* **STATED GOAL**: Find every line in the records below that holds the word "крана", and copy it out.

--- RECORD EXTRACTS ---

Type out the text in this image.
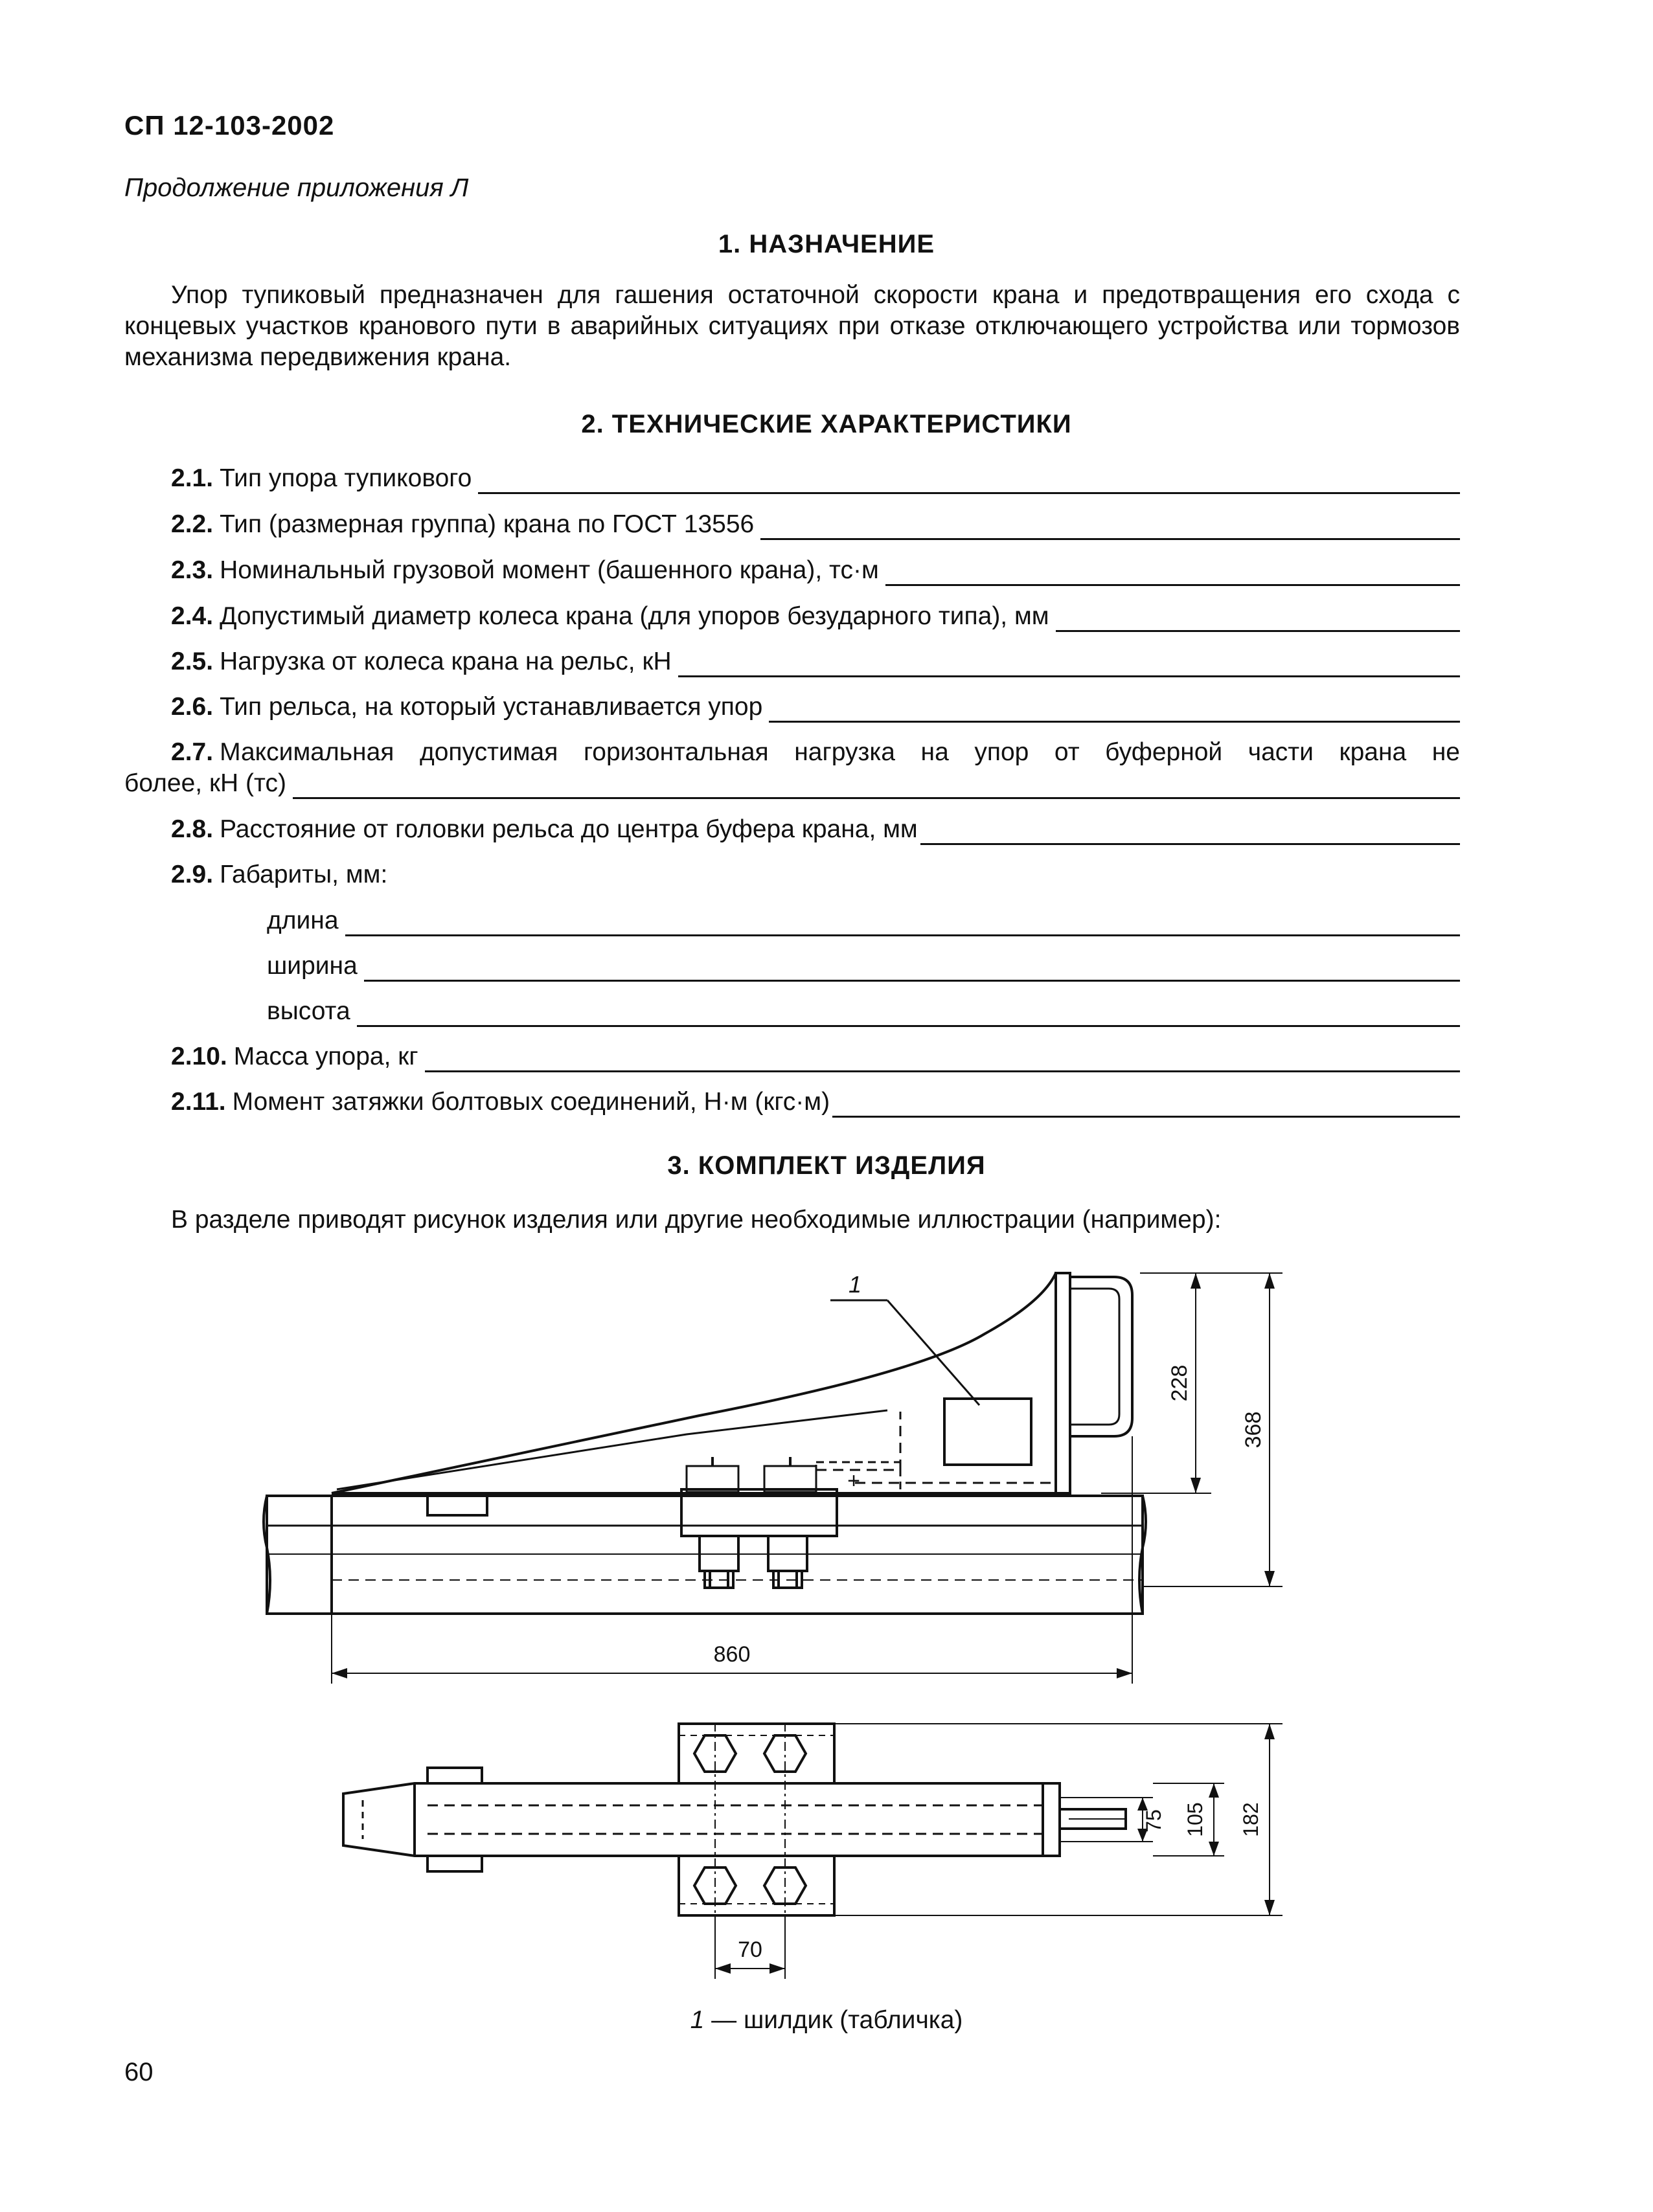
СП 12-103-2002
Продолжение приложения Л
1. НАЗНАЧЕНИЕ
Упор тупиковый предназначен для гашения остаточной скорости крана и предотвращения его схода с концевых участков кранового пути в аварийных ситуациях при отказе отключающего устройства или тормозов механизма передвижения крана.
2. ТЕХНИЧЕСКИЕ ХАРАКТЕРИСТИКИ
2.1. Тип упора тупикового
2.2. Тип (размерная группа) крана по ГОСТ 13556
2.3. Номинальный грузовой момент (башенного крана), тс·м
2.4. Допустимый диаметр колеса крана (для упоров безударного типа), мм
2.5. Нагрузка от колеса крана на рельс, кН
2.6. Тип рельса, на который устанавливается упор
2.7. Максимальная допустимая горизонтальная нагрузка на упор от буферной части крана не
более, кН (тс)
2.8. Расстояние от головки рельса до центра буфера крана, мм
2.9. Габариты, мм:
длина
ширина
высота
2.10. Масса упора, кг
2.11. Момент затяжки болтовых соединений, Н·м (кгс·м)
3. КОМПЛЕКТ ИЗДЕЛИЯ
В разделе приводят рисунок изделия или другие необходимые иллюстрации (например):
+
1
228
368
860
70
75 105 182
1 — шилдик (табличка)
60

---

* **SOLVED PROBLEM**:
Упор тупиковый предназначен для гашения остаточной скорости крана и предотвращения его схода с концевых участков кранового пути в аварийных ситуациях при отказе отключающего устройства или тормозов механизма передвижения крана.
2.2. Тип (размерная группа) крана по ГОСТ 13556
2.3. Номинальный грузовой момент (башенного крана), тс·м
2.4. Допустимый диаметр колеса крана (для упоров безударного типа), мм
2.5. Нагрузка от колеса крана на рельс, кН
2.7. Максимальная допустимая горизонтальная нагрузка на упор от буферной части крана не
2.8. Расстояние от головки рельса до центра буфера крана, мм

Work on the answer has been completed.